WRITTEN INSTRUCTION |
Print all of the lines exactly. Any picture among them stays out.

DATA SECTION |

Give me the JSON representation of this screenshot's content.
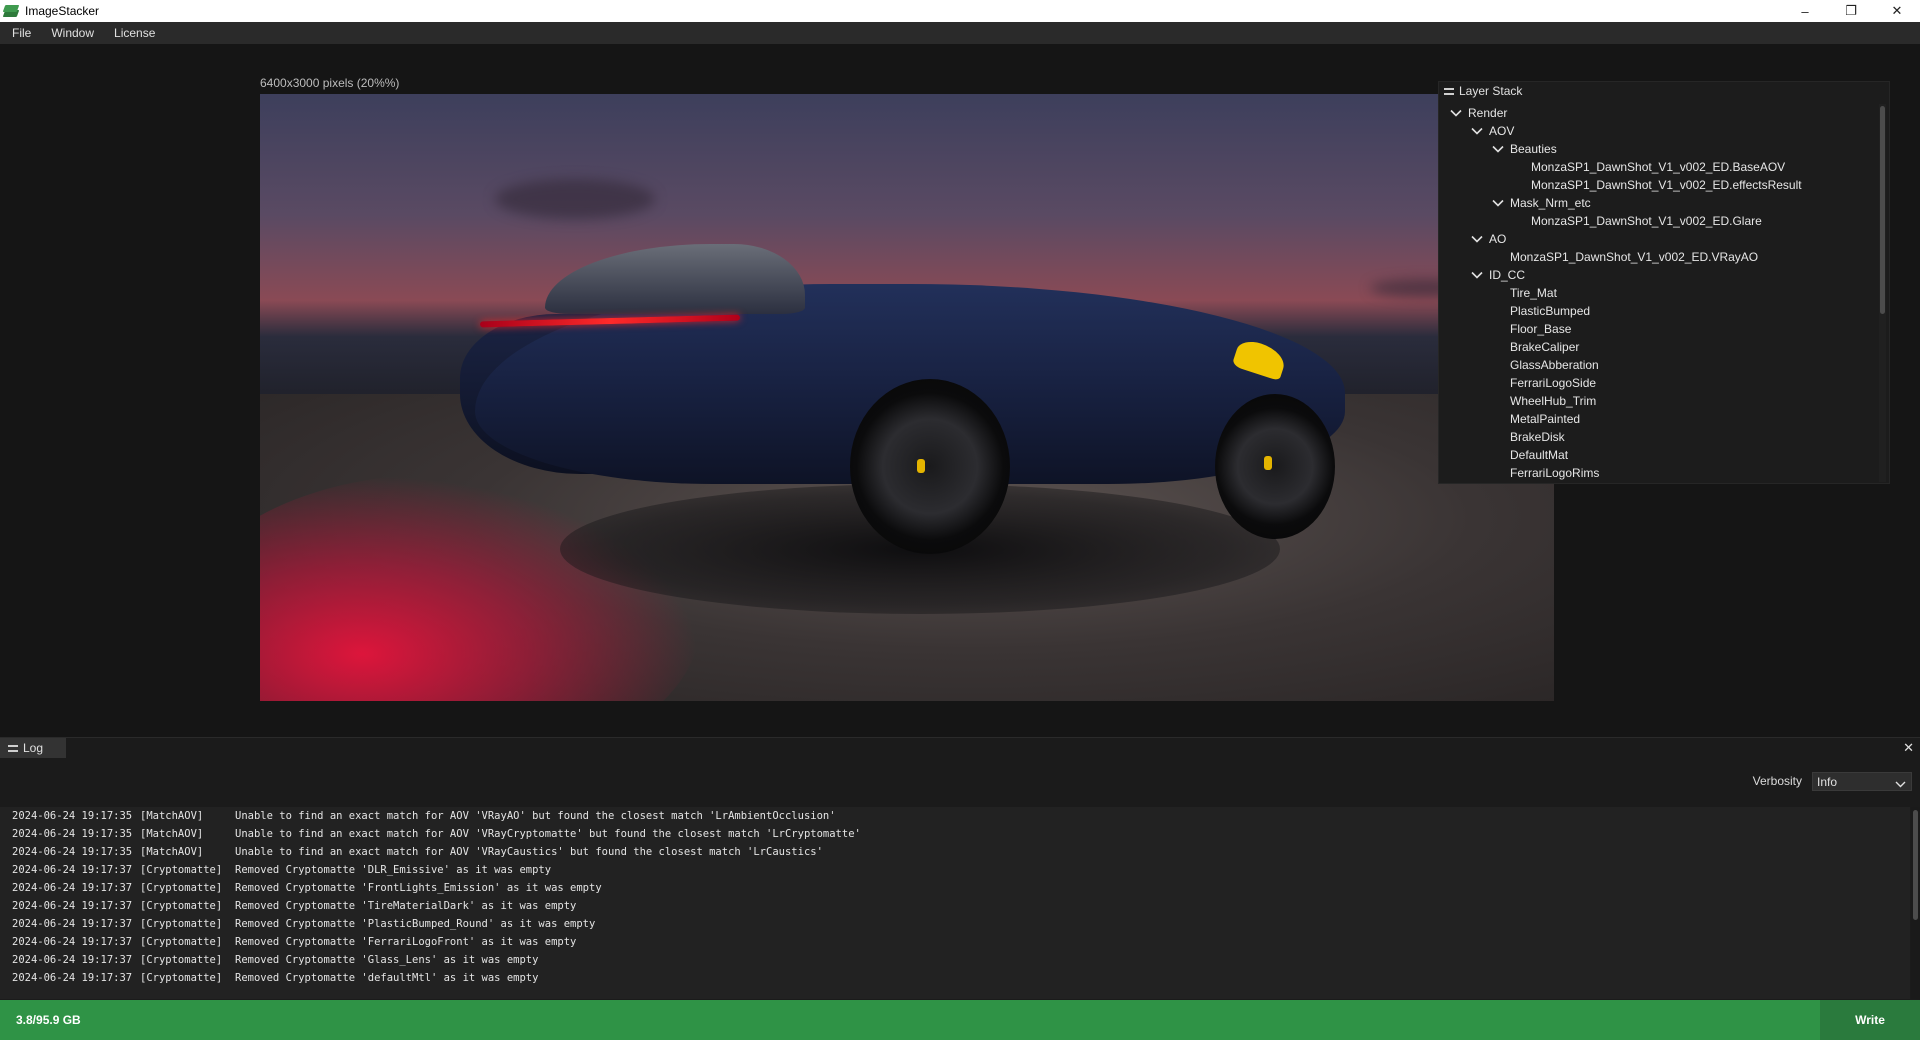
{
  "app": {
    "title": "ImageStacker",
    "icon": "app-stack-icon"
  },
  "window_controls": {
    "minimize": "–",
    "restore": "❐",
    "close": "✕"
  },
  "menu": {
    "items": [
      "File",
      "Window",
      "License"
    ]
  },
  "viewport": {
    "image_info": "6400x3000 pixels (20%%)"
  },
  "layer_stack": {
    "title": "Layer Stack",
    "tree": [
      {
        "label": "Render",
        "depth": 0,
        "expandable": true
      },
      {
        "label": "AOV",
        "depth": 1,
        "expandable": true
      },
      {
        "label": "Beauties",
        "depth": 2,
        "expandable": true
      },
      {
        "label": "MonzaSP1_DawnShot_V1_v002_ED.BaseAOV",
        "depth": 3,
        "expandable": false
      },
      {
        "label": "MonzaSP1_DawnShot_V1_v002_ED.effectsResult",
        "depth": 3,
        "expandable": false
      },
      {
        "label": "Mask_Nrm_etc",
        "depth": 2,
        "expandable": true
      },
      {
        "label": "MonzaSP1_DawnShot_V1_v002_ED.Glare",
        "depth": 3,
        "expandable": false
      },
      {
        "label": "AO",
        "depth": 1,
        "expandable": true
      },
      {
        "label": "MonzaSP1_DawnShot_V1_v002_ED.VRayAO",
        "depth": 2,
        "expandable": false
      },
      {
        "label": "ID_CC",
        "depth": 1,
        "expandable": true
      },
      {
        "label": "Tire_Mat",
        "depth": 2,
        "expandable": false
      },
      {
        "label": "PlasticBumped",
        "depth": 2,
        "expandable": false
      },
      {
        "label": "Floor_Base",
        "depth": 2,
        "expandable": false
      },
      {
        "label": "BrakeCaliper",
        "depth": 2,
        "expandable": false
      },
      {
        "label": "GlassAbberation",
        "depth": 2,
        "expandable": false
      },
      {
        "label": "FerrariLogoSide",
        "depth": 2,
        "expandable": false
      },
      {
        "label": "WheelHub_Trim",
        "depth": 2,
        "expandable": false
      },
      {
        "label": "MetalPainted",
        "depth": 2,
        "expandable": false
      },
      {
        "label": "BrakeDisk",
        "depth": 2,
        "expandable": false
      },
      {
        "label": "DefaultMat",
        "depth": 2,
        "expandable": false
      },
      {
        "label": "FerrariLogoRims",
        "depth": 2,
        "expandable": false
      }
    ]
  },
  "log": {
    "tab_label": "Log",
    "close": "✕",
    "verbosity_label": "Verbosity",
    "verbosity_value": "Info",
    "lines": [
      {
        "time": "2024-06-24 19:17:35",
        "tag": "[MatchAOV]",
        "msg": "Unable to find an exact match for AOV 'VRayAO' but found the closest match 'LrAmbientOcclusion'"
      },
      {
        "time": "2024-06-24 19:17:35",
        "tag": "[MatchAOV]",
        "msg": "Unable to find an exact match for AOV 'VRayCryptomatte' but found the closest match 'LrCryptomatte'"
      },
      {
        "time": "2024-06-24 19:17:35",
        "tag": "[MatchAOV]",
        "msg": "Unable to find an exact match for AOV 'VRayCaustics' but found the closest match 'LrCaustics'"
      },
      {
        "time": "2024-06-24 19:17:37",
        "tag": "[Cryptomatte]",
        "msg": "Removed Cryptomatte 'DLR_Emissive' as it was empty"
      },
      {
        "time": "2024-06-24 19:17:37",
        "tag": "[Cryptomatte]",
        "msg": "Removed Cryptomatte 'FrontLights_Emission' as it was empty"
      },
      {
        "time": "2024-06-24 19:17:37",
        "tag": "[Cryptomatte]",
        "msg": "Removed Cryptomatte 'TireMaterialDark' as it was empty"
      },
      {
        "time": "2024-06-24 19:17:37",
        "tag": "[Cryptomatte]",
        "msg": "Removed Cryptomatte 'PlasticBumped_Round' as it was empty"
      },
      {
        "time": "2024-06-24 19:17:37",
        "tag": "[Cryptomatte]",
        "msg": "Removed Cryptomatte 'FerrariLogoFront' as it was empty"
      },
      {
        "time": "2024-06-24 19:17:37",
        "tag": "[Cryptomatte]",
        "msg": "Removed Cryptomatte 'Glass_Lens' as it was empty"
      },
      {
        "time": "2024-06-24 19:17:37",
        "tag": "[Cryptomatte]",
        "msg": "Removed Cryptomatte 'defaultMtl' as it was empty"
      }
    ]
  },
  "status": {
    "memory": "3.8/95.9 GB",
    "write_label": "Write",
    "color": "#2f9346"
  }
}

RESPONSE TO THIS EXERCISE |
Give me the JSON representation of this screenshot's content.
{
  "app": {
    "title": "ImageStacker",
    "icon": "app-stack-icon"
  },
  "window_controls": {
    "minimize": "–",
    "restore": "❐",
    "close": "✕"
  },
  "menu": {
    "items": [
      "File",
      "Window",
      "License"
    ]
  },
  "viewport": {
    "image_info": "6400x3000 pixels (20%%)"
  },
  "layer_stack": {
    "title": "Layer Stack",
    "tree": [
      {
        "label": "Render",
        "depth": 0,
        "expandable": true
      },
      {
        "label": "AOV",
        "depth": 1,
        "expandable": true
      },
      {
        "label": "Beauties",
        "depth": 2,
        "expandable": true
      },
      {
        "label": "MonzaSP1_DawnShot_V1_v002_ED.BaseAOV",
        "depth": 3,
        "expandable": false
      },
      {
        "label": "MonzaSP1_DawnShot_V1_v002_ED.effectsResult",
        "depth": 3,
        "expandable": false
      },
      {
        "label": "Mask_Nrm_etc",
        "depth": 2,
        "expandable": true
      },
      {
        "label": "MonzaSP1_DawnShot_V1_v002_ED.Glare",
        "depth": 3,
        "expandable": false
      },
      {
        "label": "AO",
        "depth": 1,
        "expandable": true
      },
      {
        "label": "MonzaSP1_DawnShot_V1_v002_ED.VRayAO",
        "depth": 2,
        "expandable": false
      },
      {
        "label": "ID_CC",
        "depth": 1,
        "expandable": true
      },
      {
        "label": "Tire_Mat",
        "depth": 2,
        "expandable": false
      },
      {
        "label": "PlasticBumped",
        "depth": 2,
        "expandable": false
      },
      {
        "label": "Floor_Base",
        "depth": 2,
        "expandable": false
      },
      {
        "label": "BrakeCaliper",
        "depth": 2,
        "expandable": false
      },
      {
        "label": "GlassAbberation",
        "depth": 2,
        "expandable": false
      },
      {
        "label": "FerrariLogoSide",
        "depth": 2,
        "expandable": false
      },
      {
        "label": "WheelHub_Trim",
        "depth": 2,
        "expandable": false
      },
      {
        "label": "MetalPainted",
        "depth": 2,
        "expandable": false
      },
      {
        "label": "BrakeDisk",
        "depth": 2,
        "expandable": false
      },
      {
        "label": "DefaultMat",
        "depth": 2,
        "expandable": false
      },
      {
        "label": "FerrariLogoRims",
        "depth": 2,
        "expandable": false
      }
    ]
  },
  "log": {
    "tab_label": "Log",
    "close": "✕",
    "verbosity_label": "Verbosity",
    "verbosity_value": "Info",
    "lines": [
      {
        "time": "2024-06-24 19:17:35",
        "tag": "[MatchAOV]",
        "msg": "Unable to find an exact match for AOV 'VRayAO' but found the closest match 'LrAmbientOcclusion'"
      },
      {
        "time": "2024-06-24 19:17:35",
        "tag": "[MatchAOV]",
        "msg": "Unable to find an exact match for AOV 'VRayCryptomatte' but found the closest match 'LrCryptomatte'"
      },
      {
        "time": "2024-06-24 19:17:35",
        "tag": "[MatchAOV]",
        "msg": "Unable to find an exact match for AOV 'VRayCaustics' but found the closest match 'LrCaustics'"
      },
      {
        "time": "2024-06-24 19:17:37",
        "tag": "[Cryptomatte]",
        "msg": "Removed Cryptomatte 'DLR_Emissive' as it was empty"
      },
      {
        "time": "2024-06-24 19:17:37",
        "tag": "[Cryptomatte]",
        "msg": "Removed Cryptomatte 'FrontLights_Emission' as it was empty"
      },
      {
        "time": "2024-06-24 19:17:37",
        "tag": "[Cryptomatte]",
        "msg": "Removed Cryptomatte 'TireMaterialDark' as it was empty"
      },
      {
        "time": "2024-06-24 19:17:37",
        "tag": "[Cryptomatte]",
        "msg": "Removed Cryptomatte 'PlasticBumped_Round' as it was empty"
      },
      {
        "time": "2024-06-24 19:17:37",
        "tag": "[Cryptomatte]",
        "msg": "Removed Cryptomatte 'FerrariLogoFront' as it was empty"
      },
      {
        "time": "2024-06-24 19:17:37",
        "tag": "[Cryptomatte]",
        "msg": "Removed Cryptomatte 'Glass_Lens' as it was empty"
      },
      {
        "time": "2024-06-24 19:17:37",
        "tag": "[Cryptomatte]",
        "msg": "Removed Cryptomatte 'defaultMtl' as it was empty"
      }
    ]
  },
  "status": {
    "memory": "3.8/95.9 GB",
    "write_label": "Write",
    "color": "#2f9346"
  }
}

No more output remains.